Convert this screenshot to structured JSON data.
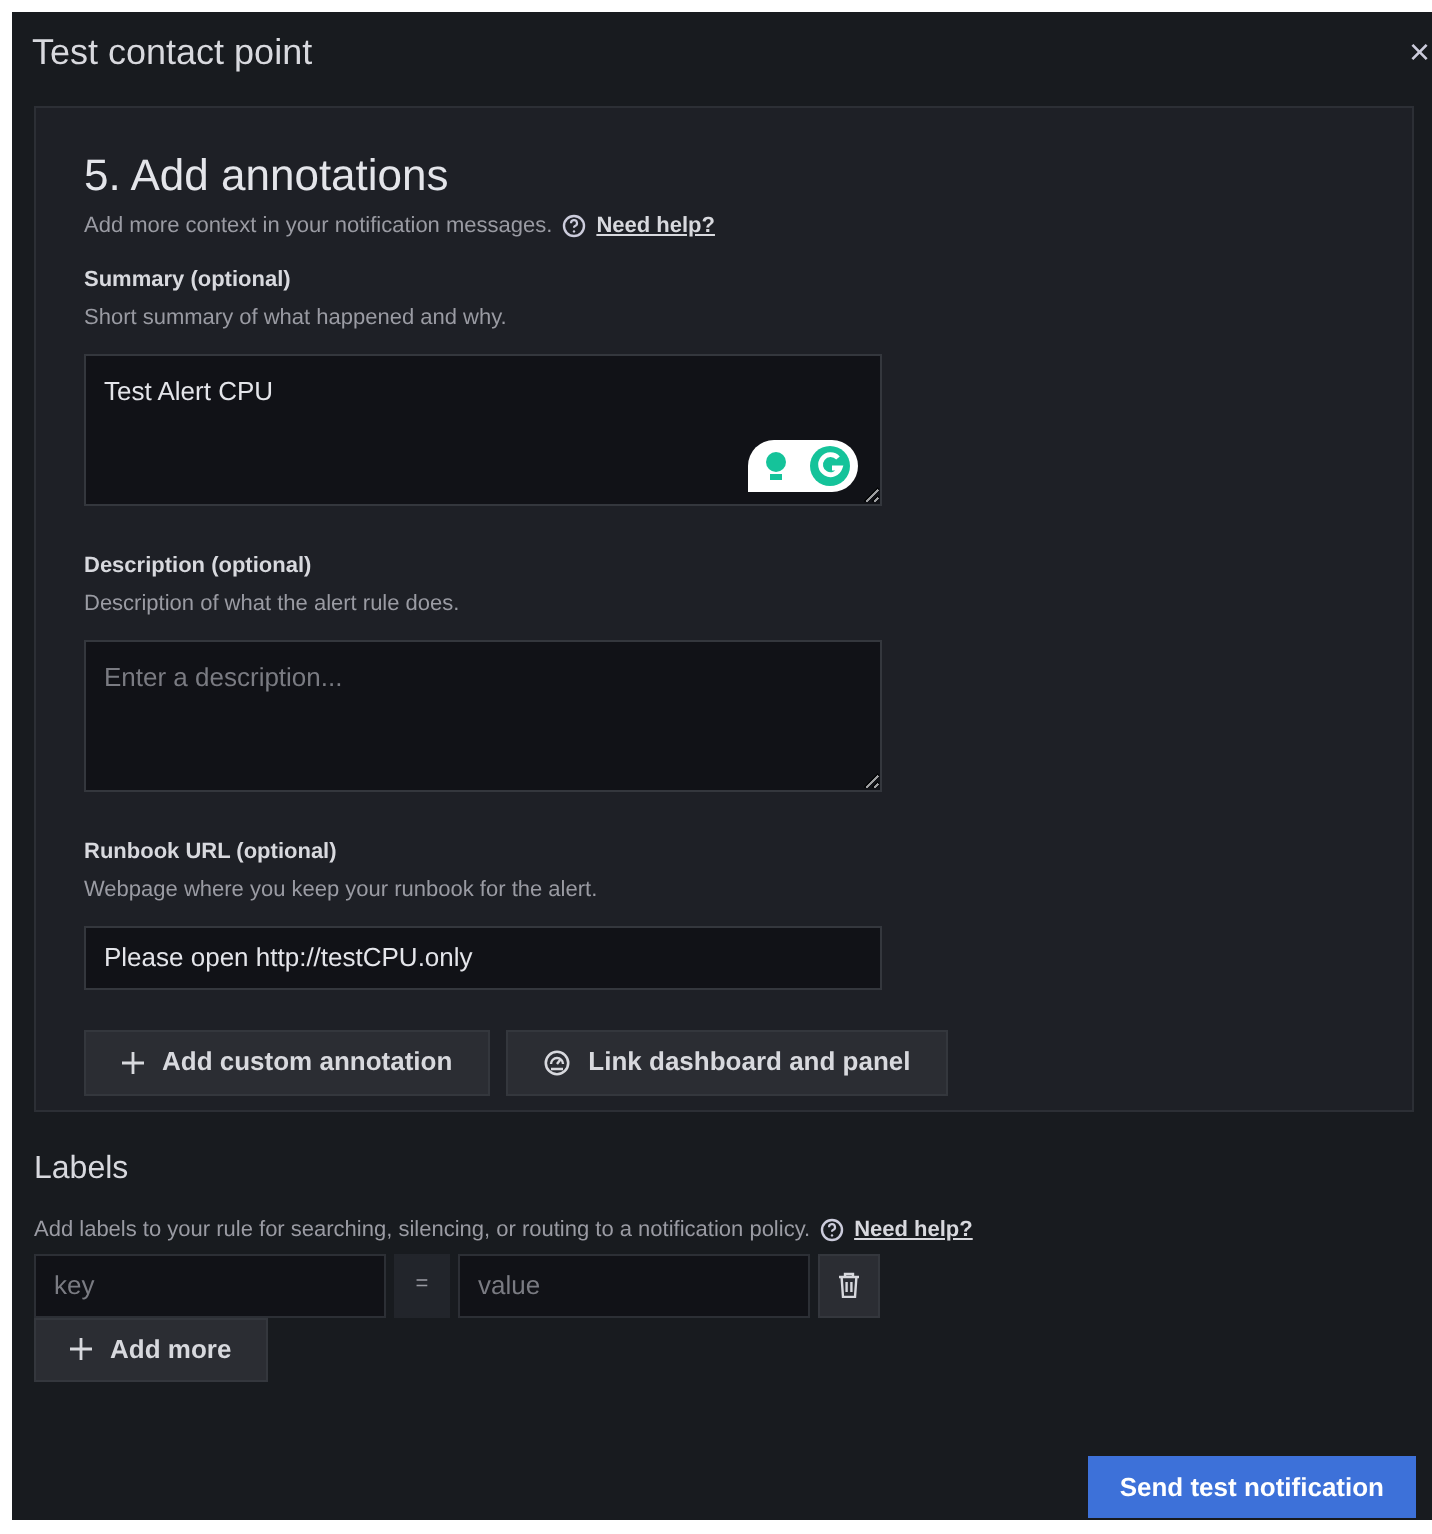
{
  "modal": {
    "title": "Test contact point",
    "close": "×"
  },
  "annotations": {
    "heading": "5. Add annotations",
    "hint": "Add more context in your notification messages.",
    "help_link": "Need help?",
    "fields": [
      {
        "kind": "textarea",
        "label": "Summary (optional)",
        "hint": "Short summary of what happened and why.",
        "value": "Test Alert CPU",
        "assistant_badge": true
      },
      {
        "kind": "textarea",
        "label": "Description (optional)",
        "hint": "Description of what the alert rule does.",
        "placeholder": "Enter a description..."
      },
      {
        "kind": "input",
        "label": "Runbook URL (optional)",
        "hint": "Webpage where you keep your runbook for the alert.",
        "value": "Please open http://testCPU.only"
      }
    ],
    "buttons": [
      {
        "kind": "plus",
        "label": "Add custom annotation"
      },
      {
        "kind": "dashboard",
        "label": "Link dashboard and panel"
      }
    ]
  },
  "labels": {
    "heading": "Labels",
    "hint": "Add labels to your rule for searching, silencing, or routing to a notification policy.",
    "help_link": "Need help?",
    "rows": [
      {
        "key_placeholder": "key",
        "operator": "=",
        "value_placeholder": "value"
      }
    ],
    "add_button": "Add more"
  },
  "submit": "Send test notification"
}
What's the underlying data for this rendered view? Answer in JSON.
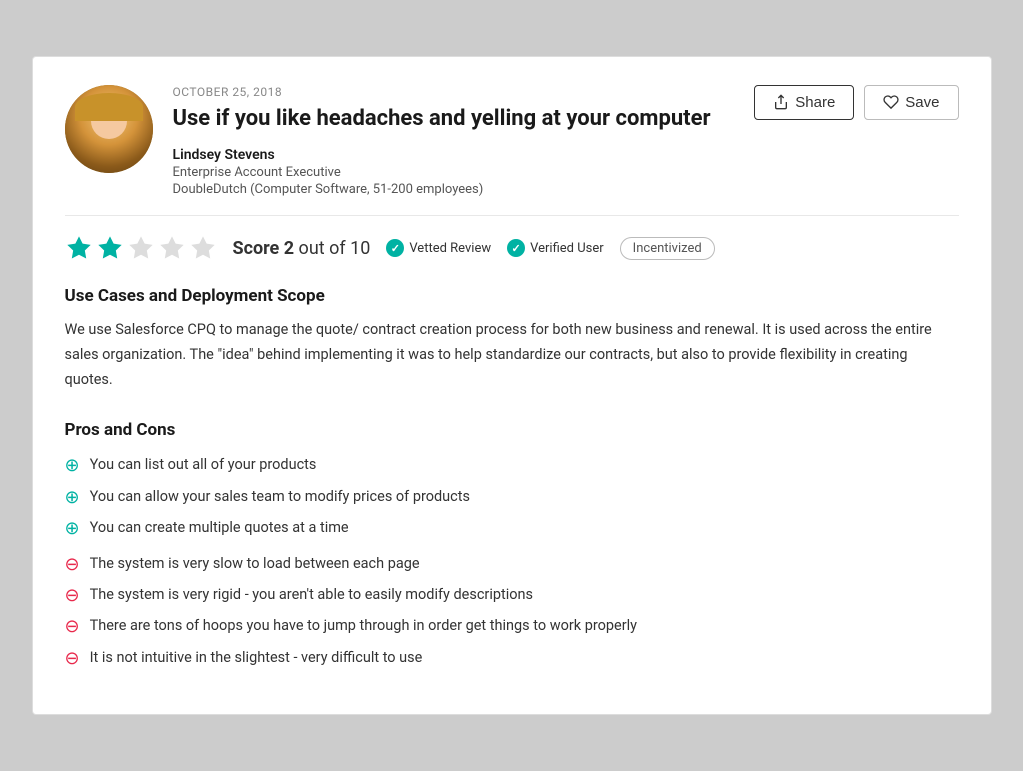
{
  "header": {
    "date": "OCTOBER 25, 2018",
    "title": "Use if you like headaches and yelling at your computer",
    "author": {
      "name": "Lindsey Stevens",
      "job_title": "Enterprise Account Executive",
      "company": "DoubleDutch (Computer Software, 51-200 employees)"
    },
    "buttons": {
      "share": "Share",
      "save": "Save"
    }
  },
  "rating": {
    "score": "2",
    "out_of": "out of 10",
    "score_label": "Score",
    "stars_filled": 2,
    "stars_empty": 3,
    "vetted_label": "Vetted Review",
    "verified_label": "Verified User",
    "incentivized_label": "Incentivized"
  },
  "use_cases": {
    "title": "Use Cases and Deployment Scope",
    "text": "We use Salesforce CPQ to manage the quote/ contract creation process for both new business and renewal. It is used across the entire sales organization. The \"idea\" behind implementing it was to help standardize our contracts, but also to provide flexibility in creating quotes."
  },
  "pros_cons": {
    "title": "Pros and Cons",
    "pros": [
      "You can list out all of your products",
      "You can allow your sales team to modify prices of products",
      "You can create multiple quotes at a time"
    ],
    "cons": [
      "The system is very slow to load between each page",
      "The system is very rigid - you aren't able to easily modify descriptions",
      "There are tons of hoops you have to jump through in order get things to work properly",
      "It is not intuitive in the slightest - very difficult to use"
    ]
  }
}
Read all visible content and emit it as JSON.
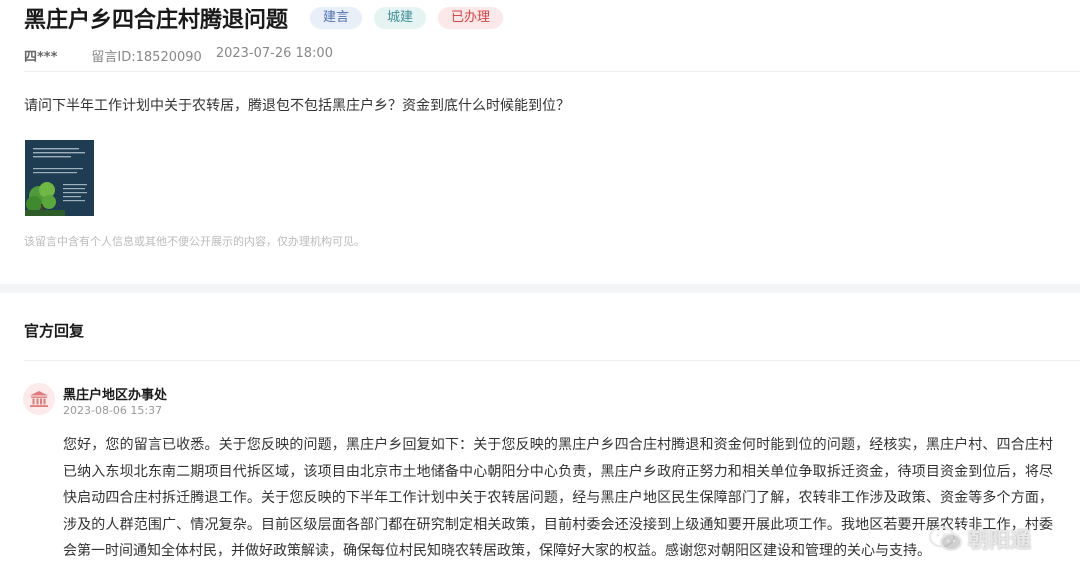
{
  "post": {
    "title": "黑庄户乡四合庄村腾退问题",
    "tags": [
      "建言",
      "城建",
      "已办理"
    ],
    "author": "四***",
    "message_id": "留言ID:18520090",
    "datetime": "2023-07-26 18:00",
    "question": "请问下半年工作计划中关于农转居，腾退包不包括黑庄户乡？资金到底什么时候能到位？",
    "privacy_note": "该留言中含有个人信息或其他不便公开展示的内容，仅办理机构可见。"
  },
  "reply_section": {
    "title": "官方回复",
    "department": "黑庄户地区办事处",
    "date": "2023-08-06 15:37",
    "content": "您好，您的留言已收悉。关于您反映的问题，黑庄户乡回复如下：关于您反映的黑庄户乡四合庄村腾退和资金何时能到位的问题，经核实，黑庄户村、四合庄村已纳入东坝北东南二期项目代拆区域，该项目由北京市土地储备中心朝阳分中心负责，黑庄户乡政府正努力和相关单位争取拆迁资金，待项目资金到位后，将尽快启动四合庄村拆迁腾退工作。关于您反映的下半年工作计划中关于农转居问题，经与黑庄户地区民生保障部门了解，农转非工作涉及政策、资金等多个方面，涉及的人群范围广、情况复杂。目前区级层面各部门都在研究制定相关政策，目前村委会还没接到上级通知要开展此项工作。我地区若要开展农转非工作，村委会第一时间通知全体村民，并做好政策解读，确保每位村民知晓农转居政策，保障好大家的权益。感谢您对朝阳区建设和管理的关心与支持。"
  },
  "watermark": {
    "text": "朝阳通",
    "icon": "wechat-icon"
  },
  "colors": {
    "tag_blue": "#4a72b0",
    "tag_green": "#3c8f96",
    "tag_red": "#d34545",
    "avatar_icon": "#e07b7b"
  }
}
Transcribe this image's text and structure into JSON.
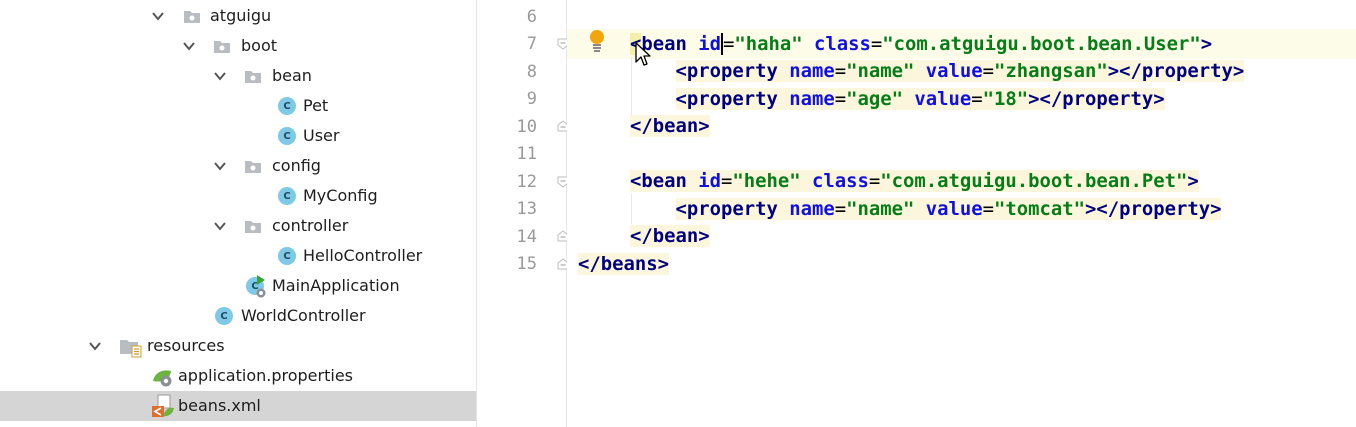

# EXERCISE DETAILS:
Only a number is wanted: how many lines of the material above hold "dashboard"?

# WORKED SOLUTION:
2